Figure record listings

....

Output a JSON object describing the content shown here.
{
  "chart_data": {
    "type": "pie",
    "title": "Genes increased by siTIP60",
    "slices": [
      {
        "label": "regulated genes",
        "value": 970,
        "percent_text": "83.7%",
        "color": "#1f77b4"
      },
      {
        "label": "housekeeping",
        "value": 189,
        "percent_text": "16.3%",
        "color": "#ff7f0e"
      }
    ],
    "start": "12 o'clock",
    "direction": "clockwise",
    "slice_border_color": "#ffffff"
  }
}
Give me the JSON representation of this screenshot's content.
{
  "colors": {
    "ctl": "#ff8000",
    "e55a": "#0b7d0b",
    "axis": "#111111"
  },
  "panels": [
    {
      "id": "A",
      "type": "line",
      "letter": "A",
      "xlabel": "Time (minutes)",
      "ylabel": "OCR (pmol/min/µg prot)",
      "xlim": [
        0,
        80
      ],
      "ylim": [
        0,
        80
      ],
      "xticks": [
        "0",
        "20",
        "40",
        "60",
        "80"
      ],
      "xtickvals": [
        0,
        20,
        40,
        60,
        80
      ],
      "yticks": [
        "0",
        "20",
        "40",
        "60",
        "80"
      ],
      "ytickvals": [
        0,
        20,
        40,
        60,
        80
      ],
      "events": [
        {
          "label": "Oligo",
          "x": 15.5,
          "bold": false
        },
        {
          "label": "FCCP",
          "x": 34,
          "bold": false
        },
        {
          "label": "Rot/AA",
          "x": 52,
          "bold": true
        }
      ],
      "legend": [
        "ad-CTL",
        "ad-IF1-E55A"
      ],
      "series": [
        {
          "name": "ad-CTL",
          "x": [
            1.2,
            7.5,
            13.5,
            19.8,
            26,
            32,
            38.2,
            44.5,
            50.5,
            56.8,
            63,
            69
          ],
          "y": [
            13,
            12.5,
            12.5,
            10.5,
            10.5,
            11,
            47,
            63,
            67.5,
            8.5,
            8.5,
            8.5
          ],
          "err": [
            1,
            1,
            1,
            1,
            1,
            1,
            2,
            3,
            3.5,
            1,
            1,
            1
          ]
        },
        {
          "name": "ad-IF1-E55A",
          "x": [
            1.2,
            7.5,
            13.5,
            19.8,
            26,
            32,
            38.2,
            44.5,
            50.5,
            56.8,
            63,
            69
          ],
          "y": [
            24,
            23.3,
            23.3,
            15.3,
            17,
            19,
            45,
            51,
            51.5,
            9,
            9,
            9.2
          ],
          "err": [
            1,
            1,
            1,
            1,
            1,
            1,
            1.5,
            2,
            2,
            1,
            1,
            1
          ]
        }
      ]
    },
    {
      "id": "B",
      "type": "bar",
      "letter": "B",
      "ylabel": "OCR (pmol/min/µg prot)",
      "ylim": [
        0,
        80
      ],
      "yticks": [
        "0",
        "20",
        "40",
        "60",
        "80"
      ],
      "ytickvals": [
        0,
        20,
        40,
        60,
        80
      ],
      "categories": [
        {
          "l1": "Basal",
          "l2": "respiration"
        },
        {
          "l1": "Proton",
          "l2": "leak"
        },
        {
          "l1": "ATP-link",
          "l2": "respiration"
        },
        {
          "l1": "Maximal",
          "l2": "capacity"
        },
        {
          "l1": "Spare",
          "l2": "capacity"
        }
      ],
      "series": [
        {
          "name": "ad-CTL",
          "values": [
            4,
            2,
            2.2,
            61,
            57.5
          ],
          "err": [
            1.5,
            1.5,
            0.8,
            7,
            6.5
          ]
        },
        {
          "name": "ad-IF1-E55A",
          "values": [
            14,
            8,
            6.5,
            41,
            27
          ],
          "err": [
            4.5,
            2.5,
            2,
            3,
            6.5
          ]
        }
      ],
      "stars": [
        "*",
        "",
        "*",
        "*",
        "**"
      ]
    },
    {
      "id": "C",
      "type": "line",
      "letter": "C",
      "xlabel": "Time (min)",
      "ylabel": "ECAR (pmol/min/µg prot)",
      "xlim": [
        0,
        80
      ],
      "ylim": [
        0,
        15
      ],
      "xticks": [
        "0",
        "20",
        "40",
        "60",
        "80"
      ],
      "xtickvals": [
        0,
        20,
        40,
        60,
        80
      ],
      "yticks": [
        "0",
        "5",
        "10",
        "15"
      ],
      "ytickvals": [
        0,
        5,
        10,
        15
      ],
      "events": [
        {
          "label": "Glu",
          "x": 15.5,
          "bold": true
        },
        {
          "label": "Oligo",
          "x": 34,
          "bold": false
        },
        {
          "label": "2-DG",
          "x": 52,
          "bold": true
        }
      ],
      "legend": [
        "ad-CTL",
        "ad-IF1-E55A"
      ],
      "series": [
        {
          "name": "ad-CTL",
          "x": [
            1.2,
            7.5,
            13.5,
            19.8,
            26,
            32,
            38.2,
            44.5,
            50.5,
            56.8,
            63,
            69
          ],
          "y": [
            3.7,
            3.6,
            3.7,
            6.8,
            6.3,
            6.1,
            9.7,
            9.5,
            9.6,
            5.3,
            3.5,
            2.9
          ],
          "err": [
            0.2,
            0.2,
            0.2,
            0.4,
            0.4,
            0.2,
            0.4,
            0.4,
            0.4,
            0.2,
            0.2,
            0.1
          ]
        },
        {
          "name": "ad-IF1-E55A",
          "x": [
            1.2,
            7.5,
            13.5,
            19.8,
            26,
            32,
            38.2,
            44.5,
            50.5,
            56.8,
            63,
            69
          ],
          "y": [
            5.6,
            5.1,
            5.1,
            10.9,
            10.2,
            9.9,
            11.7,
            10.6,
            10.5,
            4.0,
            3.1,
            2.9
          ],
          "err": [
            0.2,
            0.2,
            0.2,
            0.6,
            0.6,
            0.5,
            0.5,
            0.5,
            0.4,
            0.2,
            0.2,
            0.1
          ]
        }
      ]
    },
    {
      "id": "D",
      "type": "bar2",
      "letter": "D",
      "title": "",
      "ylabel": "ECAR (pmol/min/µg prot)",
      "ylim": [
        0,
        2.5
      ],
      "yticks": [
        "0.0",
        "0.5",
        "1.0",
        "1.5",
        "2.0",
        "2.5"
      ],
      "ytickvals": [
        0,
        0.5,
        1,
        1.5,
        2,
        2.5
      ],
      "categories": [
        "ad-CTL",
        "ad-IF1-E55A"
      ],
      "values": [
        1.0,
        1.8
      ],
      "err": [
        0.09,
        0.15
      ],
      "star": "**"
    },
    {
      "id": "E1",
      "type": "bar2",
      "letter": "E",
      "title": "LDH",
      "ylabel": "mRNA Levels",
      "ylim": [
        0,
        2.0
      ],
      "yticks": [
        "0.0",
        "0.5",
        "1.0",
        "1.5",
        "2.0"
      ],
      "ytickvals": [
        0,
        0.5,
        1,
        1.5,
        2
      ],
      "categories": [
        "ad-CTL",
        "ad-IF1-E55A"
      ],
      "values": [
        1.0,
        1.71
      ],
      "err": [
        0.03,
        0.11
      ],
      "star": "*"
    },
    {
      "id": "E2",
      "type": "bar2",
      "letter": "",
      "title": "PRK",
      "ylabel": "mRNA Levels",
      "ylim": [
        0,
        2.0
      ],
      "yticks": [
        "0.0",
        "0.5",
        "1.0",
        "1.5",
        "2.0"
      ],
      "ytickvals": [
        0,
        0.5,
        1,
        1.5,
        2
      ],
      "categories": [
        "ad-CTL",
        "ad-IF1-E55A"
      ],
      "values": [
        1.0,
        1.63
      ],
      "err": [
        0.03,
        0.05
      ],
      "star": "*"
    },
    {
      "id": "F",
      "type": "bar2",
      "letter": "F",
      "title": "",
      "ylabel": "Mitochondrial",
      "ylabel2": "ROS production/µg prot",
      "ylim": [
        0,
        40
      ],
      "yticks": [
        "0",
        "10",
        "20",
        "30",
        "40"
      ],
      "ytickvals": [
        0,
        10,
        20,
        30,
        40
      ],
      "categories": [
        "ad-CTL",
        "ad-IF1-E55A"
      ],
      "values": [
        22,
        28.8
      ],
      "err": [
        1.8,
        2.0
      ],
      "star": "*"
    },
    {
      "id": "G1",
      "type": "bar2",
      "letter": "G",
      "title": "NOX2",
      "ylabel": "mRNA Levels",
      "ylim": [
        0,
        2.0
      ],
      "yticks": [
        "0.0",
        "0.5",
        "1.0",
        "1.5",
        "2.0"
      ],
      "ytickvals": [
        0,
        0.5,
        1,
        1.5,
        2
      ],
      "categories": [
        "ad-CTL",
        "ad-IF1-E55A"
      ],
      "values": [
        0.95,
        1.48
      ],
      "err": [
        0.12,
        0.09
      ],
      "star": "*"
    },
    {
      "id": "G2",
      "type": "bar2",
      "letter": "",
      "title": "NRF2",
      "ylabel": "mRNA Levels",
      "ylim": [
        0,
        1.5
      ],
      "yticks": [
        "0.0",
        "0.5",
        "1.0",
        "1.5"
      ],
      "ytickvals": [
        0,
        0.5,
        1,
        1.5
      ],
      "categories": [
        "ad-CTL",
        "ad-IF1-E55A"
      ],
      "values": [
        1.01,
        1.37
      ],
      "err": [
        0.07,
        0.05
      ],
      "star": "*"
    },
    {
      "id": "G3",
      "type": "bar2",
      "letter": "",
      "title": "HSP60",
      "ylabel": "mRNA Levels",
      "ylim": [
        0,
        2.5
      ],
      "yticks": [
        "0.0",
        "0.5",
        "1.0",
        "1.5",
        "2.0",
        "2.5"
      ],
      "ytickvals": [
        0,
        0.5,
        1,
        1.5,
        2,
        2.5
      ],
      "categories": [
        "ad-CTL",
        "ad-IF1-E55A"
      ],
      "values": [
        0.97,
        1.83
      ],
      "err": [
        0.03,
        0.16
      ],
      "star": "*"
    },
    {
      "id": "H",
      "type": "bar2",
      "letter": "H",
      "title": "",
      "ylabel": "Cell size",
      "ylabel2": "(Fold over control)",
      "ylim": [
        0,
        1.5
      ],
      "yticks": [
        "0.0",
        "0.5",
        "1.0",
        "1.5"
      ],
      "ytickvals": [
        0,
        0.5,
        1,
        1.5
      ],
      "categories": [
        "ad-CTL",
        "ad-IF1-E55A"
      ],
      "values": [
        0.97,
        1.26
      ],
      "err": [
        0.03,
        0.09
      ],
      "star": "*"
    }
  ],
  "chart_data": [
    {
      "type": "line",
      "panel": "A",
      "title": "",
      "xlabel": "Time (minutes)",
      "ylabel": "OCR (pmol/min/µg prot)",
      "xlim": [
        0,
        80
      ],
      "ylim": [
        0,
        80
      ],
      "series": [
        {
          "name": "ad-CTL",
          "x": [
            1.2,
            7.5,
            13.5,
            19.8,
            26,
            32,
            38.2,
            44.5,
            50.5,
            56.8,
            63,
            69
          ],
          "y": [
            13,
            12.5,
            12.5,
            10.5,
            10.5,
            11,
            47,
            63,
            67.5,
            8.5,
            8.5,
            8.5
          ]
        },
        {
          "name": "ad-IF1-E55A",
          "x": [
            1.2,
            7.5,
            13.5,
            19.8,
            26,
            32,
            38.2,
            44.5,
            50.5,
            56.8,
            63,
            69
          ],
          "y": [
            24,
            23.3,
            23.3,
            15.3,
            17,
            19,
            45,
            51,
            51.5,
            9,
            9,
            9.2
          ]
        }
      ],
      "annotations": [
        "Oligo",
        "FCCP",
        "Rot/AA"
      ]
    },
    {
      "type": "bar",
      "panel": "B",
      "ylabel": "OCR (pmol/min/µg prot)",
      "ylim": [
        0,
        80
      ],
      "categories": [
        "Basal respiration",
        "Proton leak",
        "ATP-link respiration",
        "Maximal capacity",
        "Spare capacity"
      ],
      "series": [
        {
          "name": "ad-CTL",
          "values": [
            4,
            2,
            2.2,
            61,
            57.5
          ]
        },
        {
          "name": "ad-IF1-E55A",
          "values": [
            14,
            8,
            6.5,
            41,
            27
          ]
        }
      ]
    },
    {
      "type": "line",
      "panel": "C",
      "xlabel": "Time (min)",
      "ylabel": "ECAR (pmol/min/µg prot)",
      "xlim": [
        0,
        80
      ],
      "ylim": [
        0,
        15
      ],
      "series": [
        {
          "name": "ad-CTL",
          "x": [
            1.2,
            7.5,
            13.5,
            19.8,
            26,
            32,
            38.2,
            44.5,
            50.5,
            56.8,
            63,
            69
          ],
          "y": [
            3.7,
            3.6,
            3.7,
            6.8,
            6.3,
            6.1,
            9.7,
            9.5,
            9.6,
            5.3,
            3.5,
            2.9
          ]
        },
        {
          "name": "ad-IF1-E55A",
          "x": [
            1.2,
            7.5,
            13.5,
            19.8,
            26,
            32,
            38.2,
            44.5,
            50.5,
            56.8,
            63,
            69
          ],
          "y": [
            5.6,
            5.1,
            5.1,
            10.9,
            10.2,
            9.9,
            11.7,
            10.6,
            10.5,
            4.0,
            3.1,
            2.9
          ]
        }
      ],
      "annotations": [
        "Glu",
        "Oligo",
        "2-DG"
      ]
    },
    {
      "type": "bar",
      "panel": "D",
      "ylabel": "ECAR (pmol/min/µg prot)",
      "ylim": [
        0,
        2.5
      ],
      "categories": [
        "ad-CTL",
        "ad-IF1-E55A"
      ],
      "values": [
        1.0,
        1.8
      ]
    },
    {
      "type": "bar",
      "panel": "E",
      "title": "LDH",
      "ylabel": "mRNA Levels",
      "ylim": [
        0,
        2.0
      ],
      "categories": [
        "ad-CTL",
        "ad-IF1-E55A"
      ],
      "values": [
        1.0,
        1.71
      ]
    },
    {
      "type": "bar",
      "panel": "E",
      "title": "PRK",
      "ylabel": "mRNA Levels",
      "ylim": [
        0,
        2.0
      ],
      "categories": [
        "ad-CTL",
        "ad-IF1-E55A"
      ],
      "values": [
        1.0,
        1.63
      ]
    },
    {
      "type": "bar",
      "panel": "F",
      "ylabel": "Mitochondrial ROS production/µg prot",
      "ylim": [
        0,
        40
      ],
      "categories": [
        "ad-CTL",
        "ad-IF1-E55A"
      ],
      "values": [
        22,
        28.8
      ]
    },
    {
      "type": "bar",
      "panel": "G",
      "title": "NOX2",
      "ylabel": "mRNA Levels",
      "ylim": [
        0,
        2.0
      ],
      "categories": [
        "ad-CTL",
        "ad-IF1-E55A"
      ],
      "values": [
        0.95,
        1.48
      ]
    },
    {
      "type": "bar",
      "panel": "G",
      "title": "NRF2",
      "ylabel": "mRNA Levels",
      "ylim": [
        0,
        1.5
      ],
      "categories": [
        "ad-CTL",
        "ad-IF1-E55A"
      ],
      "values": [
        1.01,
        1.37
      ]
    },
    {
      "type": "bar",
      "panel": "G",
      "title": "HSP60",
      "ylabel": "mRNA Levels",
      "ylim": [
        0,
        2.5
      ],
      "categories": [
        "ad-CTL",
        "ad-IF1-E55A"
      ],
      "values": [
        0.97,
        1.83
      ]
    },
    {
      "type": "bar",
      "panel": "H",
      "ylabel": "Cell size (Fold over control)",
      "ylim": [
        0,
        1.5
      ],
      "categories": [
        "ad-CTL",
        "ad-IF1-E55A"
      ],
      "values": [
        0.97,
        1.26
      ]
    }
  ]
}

....

- TASK OBJECTIVE -
The job here is to find each line above with the word "size" and copy it.

- OUTPUT -
      "ylabel": "Cell size",
      "ylabel": "Cell size (Fold over control)",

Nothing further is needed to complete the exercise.